+++ DATA EXCERPTS
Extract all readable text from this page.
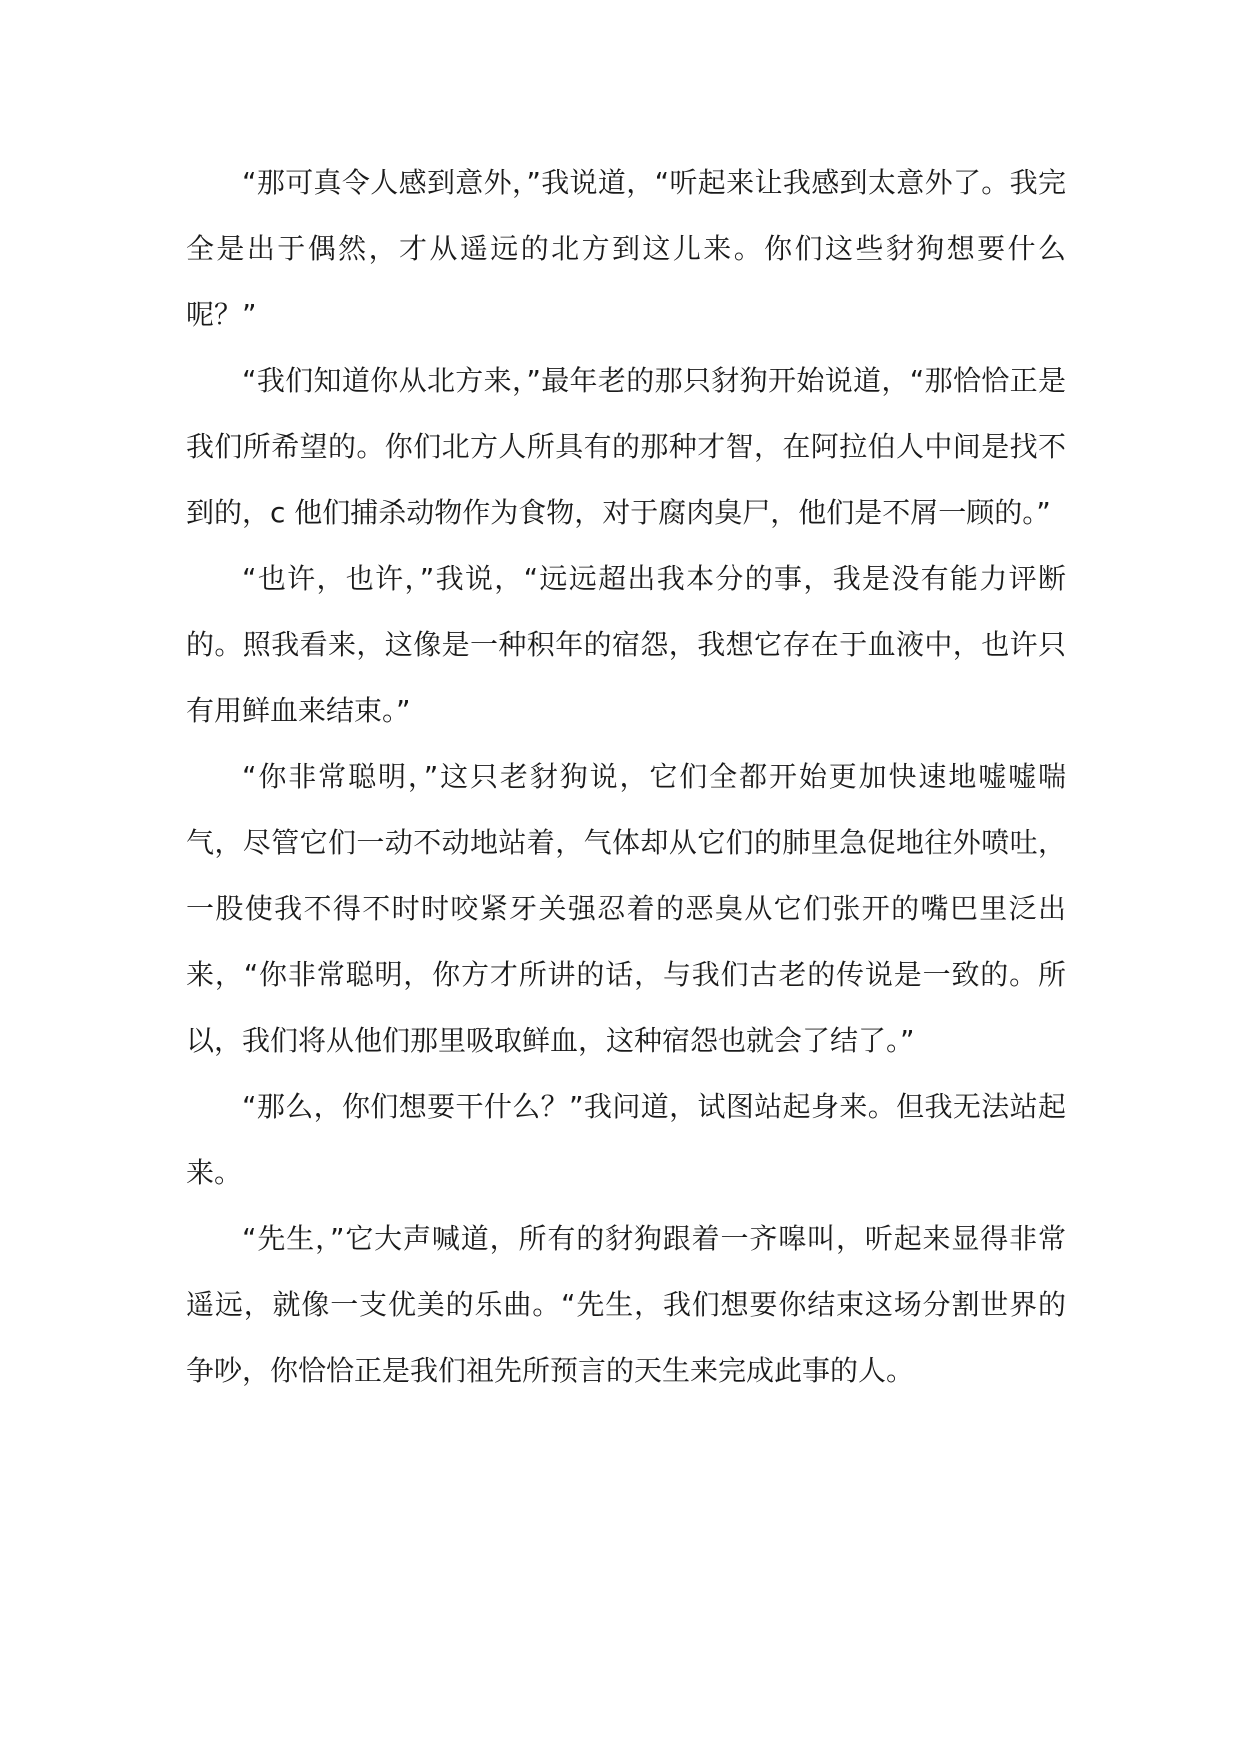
“那可真令人感到意外，”我说道，“听起来让我感到太意外了。我完全是出于偶然，才从遥远的北方到这儿来。你们这些豺狗想要什么呢？”

“我们知道你从北方来，”最年老的那只豺狗开始说道，“那恰恰正是我们所希望的。你们北方人所具有的那种才智，在阿拉伯人中间是找不到的，c 他们捕杀动物作为食物，对于腐肉臭尸，他们是不屑一顾的。”

“也许，也许，”我说，“远远超出我本分的事，我是没有能力评断的。照我看来，这像是一种积年的宿怨，我想它存在于血液中，也许只有用鲜血来结束。”

“你非常聪明，”这只老豺狗说，它们全都开始更加快速地嘘嘘喘气，尽管它们一动不动地站着，气体却从它们的肺里急促地往外喷吐，一股使我不得不时时咬紧牙关强忍着的恶臭从它们张开的嘴巴里泛出来，“你非常聪明，你方才所讲的话，与我们古老的传说是一致的。所以，我们将从他们那里吸取鲜血，这种宿怨也就会了结了。”

“那么，你们想要干什么？”我问道，试图站起身来。但我无法站起来。

“先生，”它大声喊道，所有的豺狗跟着一齐嗥叫，听起来显得非常遥远，就像一支优美的乐曲。“先生，我们想要你结束这场分割世界的争吵，你恰恰正是我们祖先所预言的天生来完成此事的人。
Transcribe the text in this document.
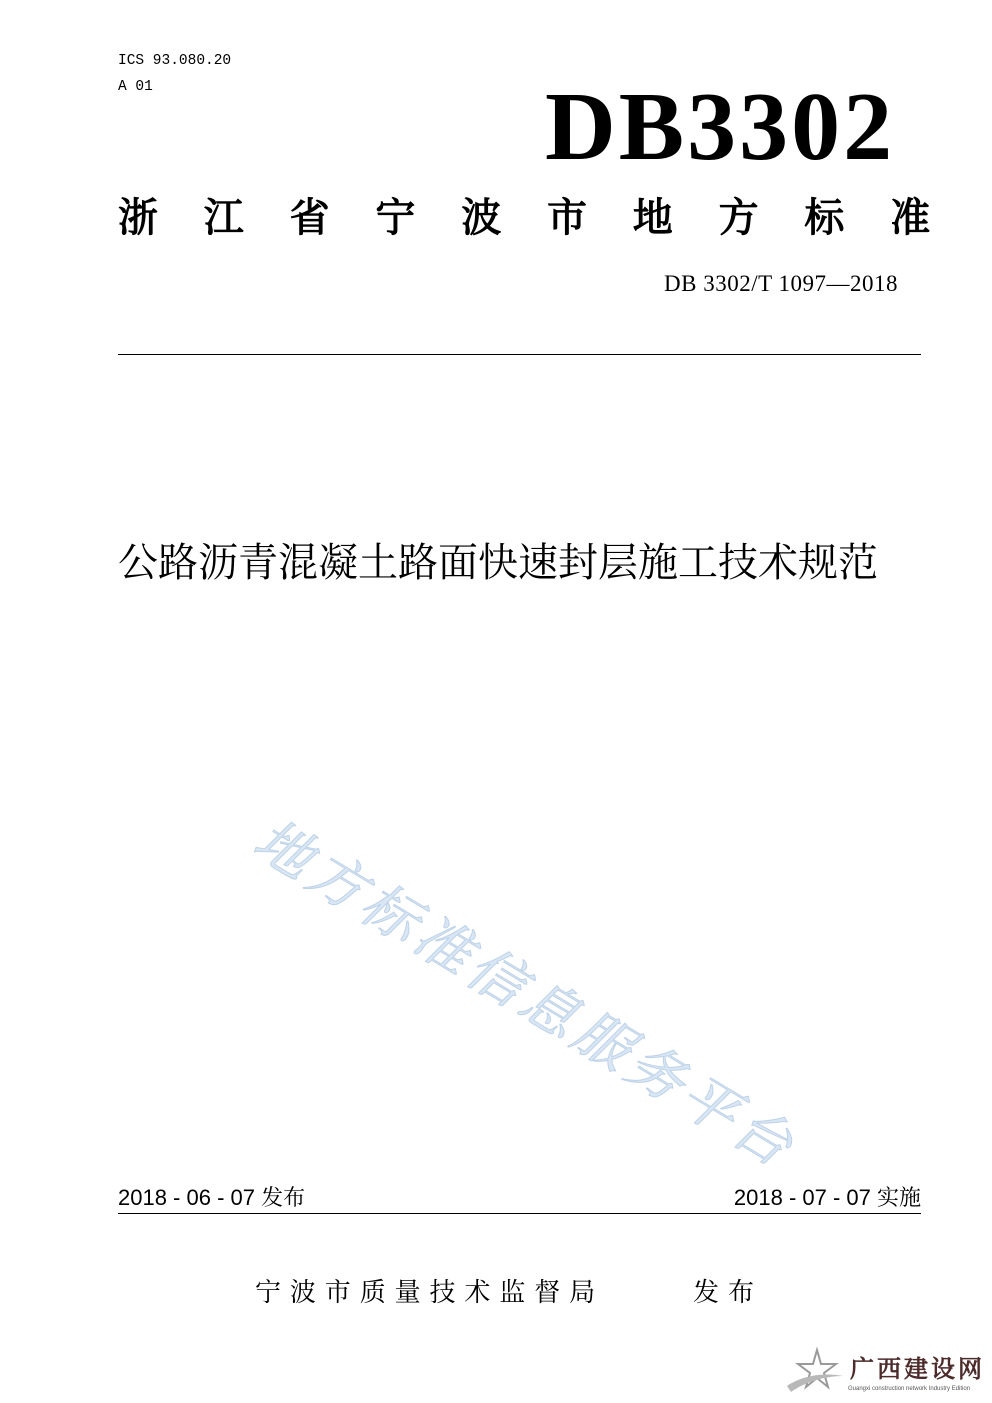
ICS 93.080.20
A 01	DB3302
浙江省宁波市地方标准
DB 3302/T 1097—2018
公路沥青混凝土路面快速封层施工技术规范
地方标准信息服务平台
2018 - 06 - 07 发布	2018 - 07 - 07 实施
宁波市质量技术监督局	发布
广西建设网
Guangxi construction network Industry Edition
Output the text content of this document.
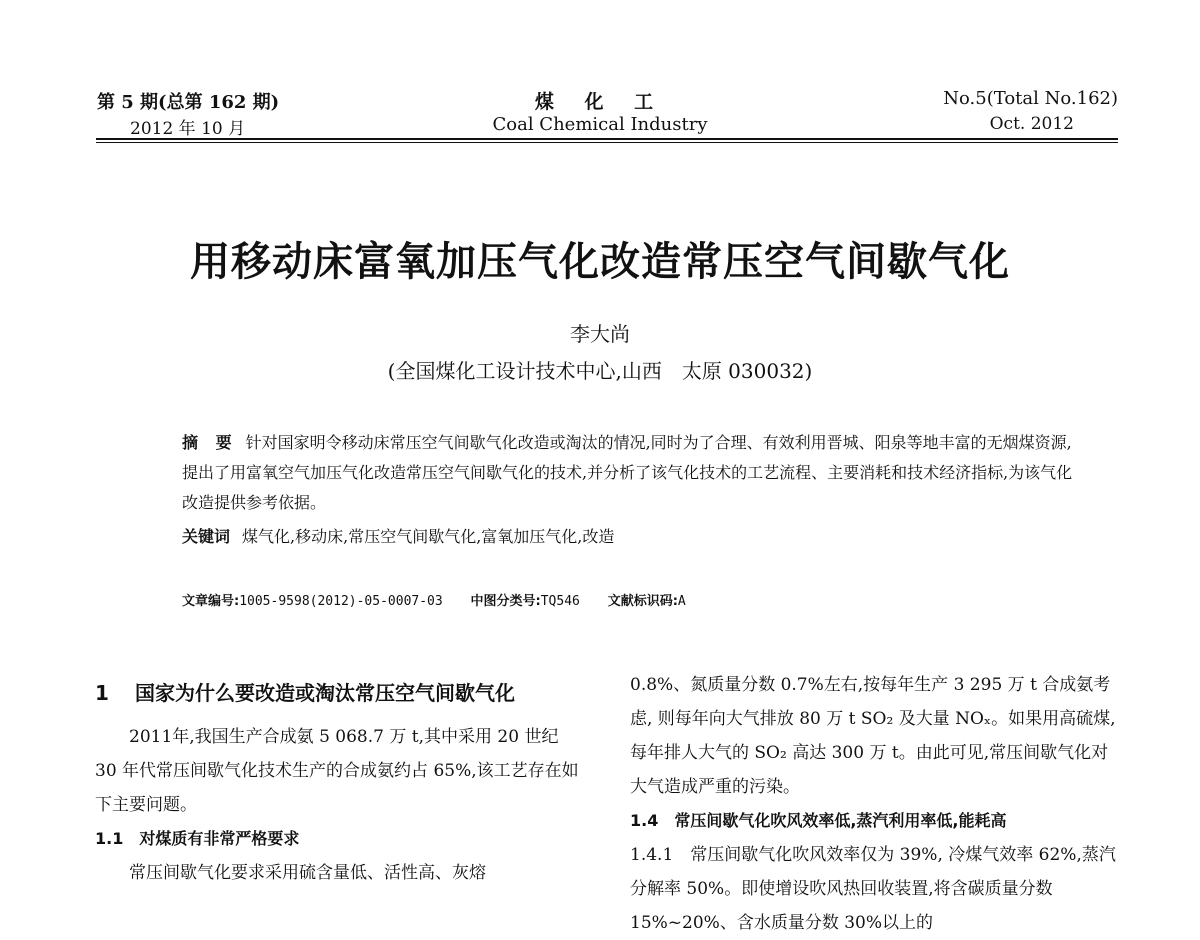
第 5 期(总第 162 期)
2012 年 10 月
煤 化 工
Coal Chemical Industry
No.5(Total No.162)
Oct. 2012
用移动床富氧加压气化改造常压空气间歇气化
李大尚
(全国煤化工设计技术中心,山西　太原 030032)
摘 要 针对国家明令移动床常压空气间歇气化改造或淘汰的情况,同时为了合理、有效利用晋城、阳泉等地丰富的无烟煤资源,提出了用富氧空气加压气化改造常压空气间歇气化的技术,并分析了该气化技术的工艺流程、主要消耗和技术经济指标,为该气化改造提供参考依据。
关键词 煤气化,移动床,常压空气间歇气化,富氧加压气化,改造
文章编号:1005-9598(2012)-05-0007-03 中图分类号:TQ546 文献标识码:A
1	国家为什么要改造或淘汰常压空气间歇气化
2011年,我国生产合成氨 5 068.7 万 t,其中采用 20 世纪 30 年代常压间歇气化技术生产的合成氨约占 65%,该工艺存在如下主要问题。
1.1 对煤质有非常严格要求
常压间歇气化要求采用硫含量低、活性高、灰熔
0.8%、氮质量分数 0.7%左右,按每年生产 3 295 万 t 合成氨考虑, 则每年向大气排放 80 万 t SO₂ 及大量 NOₓ。如果用高硫煤,每年排人大气的 SO₂ 高达 300 万 t。由此可见,常压间歇气化对大气造成严重的污染。
1.4 常压间歇气化吹风效率低,蒸汽利用率低,能耗高
1.4.1　常压间歇气化吹风效率仅为 39%, 冷煤气效率 62%,蒸汽分解率 50%。即使增设吹风热回收装置,将含碳质量分数 15%~20%、含水质量分数 30%以上的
++++++
REQUIREMENTS: Output the material word for word, omitting its pictures.

ANSWER TO THIS EXERCISE:
Extract all readable text from this page.
“那可真令人感到意外，”我说道，“听起来让我感到太意外了。我完全是出于偶然，才从遥远的北方到这儿来。你们这些豺狗想要什么呢？”

“我们知道你从北方来，”最年老的那只豺狗开始说道，“那恰恰正是我们所希望的。你们北方人所具有的那种才智，在阿拉伯人中间是找不到的，c 他们捕杀动物作为食物，对于腐肉臭尸，他们是不屑一顾的。”

“也许，也许，”我说，“远远超出我本分的事，我是没有能力评断的。照我看来，这像是一种积年的宿怨，我想它存在于血液中，也许只有用鲜血来结束。”

“你非常聪明，”这只老豺狗说，它们全都开始更加快速地嘘嘘喘气，尽管它们一动不动地站着，气体却从它们的肺里急促地往外喷吐，一股使我不得不时时咬紧牙关强忍着的恶臭从它们张开的嘴巴里泛出来，“你非常聪明，你方才所讲的话，与我们古老的传说是一致的。所以，我们将从他们那里吸取鲜血，这种宿怨也就会了结了。”

“那么，你们想要干什么？”我问道，试图站起身来。但我无法站起来。

“先生，”它大声喊道，所有的豺狗跟着一齐嗥叫，听起来显得非常遥远，就像一支优美的乐曲。“先生，我们想要你结束这场分割世界的争吵，你恰恰正是我们祖先所预言的天生来完成此事的人。
Transcribe the text in this document.
ICS 93.080.20
A 01	DB3302
浙江省宁波市地方标准
DB 3302/T 1097—2018
公路沥青混凝土路面快速封层施工技术规范
地方标准信息服务平台
2018 - 06 - 07 发布	2018 - 07 - 07 实施
宁波市质量技术监督局	发布
广西建设网
Guangxi construction network Industry Edition
Output the text content of this document.
第 5 期(总第 162 期)
2012 年 10 月
煤 化 工
Coal Chemical Industry
No.5(Total No.162)
Oct. 2012
用移动床富氧加压气化改造常压空气间歇气化
李大尚
(全国煤化工设计技术中心,山西　太原 030032)
摘 要 针对国家明令移动床常压空气间歇气化改造或淘汰的情况,同时为了合理、有效利用晋城、阳泉等地丰富的无烟煤资源,提出了用富氧空气加压气化改造常压空气间歇气化的技术,并分析了该气化技术的工艺流程、主要消耗和技术经济指标,为该气化改造提供参考依据。
关键词 煤气化,移动床,常压空气间歇气化,富氧加压气化,改造
文章编号:1005-9598(2012)-05-0007-03 中图分类号:TQ546 文献标识码:A
1	国家为什么要改造或淘汰常压空气间歇气化
2011年,我国生产合成氨 5 068.7 万 t,其中采用 20 世纪 30 年代常压间歇气化技术生产的合成氨约占 65%,该工艺存在如下主要问题。
1.1 对煤质有非常严格要求
常压间歇气化要求采用硫含量低、活性高、灰熔
0.8%、氮质量分数 0.7%左右,按每年生产 3 295 万 t 合成氨考虑, 则每年向大气排放 80 万 t SO₂ 及大量 NOₓ。如果用高硫煤,每年排人大气的 SO₂ 高达 300 万 t。由此可见,常压间歇气化对大气造成严重的污染。
1.4 常压间歇气化吹风效率低,蒸汽利用率低,能耗高
1.4.1　常压间歇气化吹风效率仅为 39%, 冷煤气效率 62%,蒸汽分解率 50%。即使增设吹风热回收装置,将含碳质量分数 15%~20%、含水质量分数 30%以上的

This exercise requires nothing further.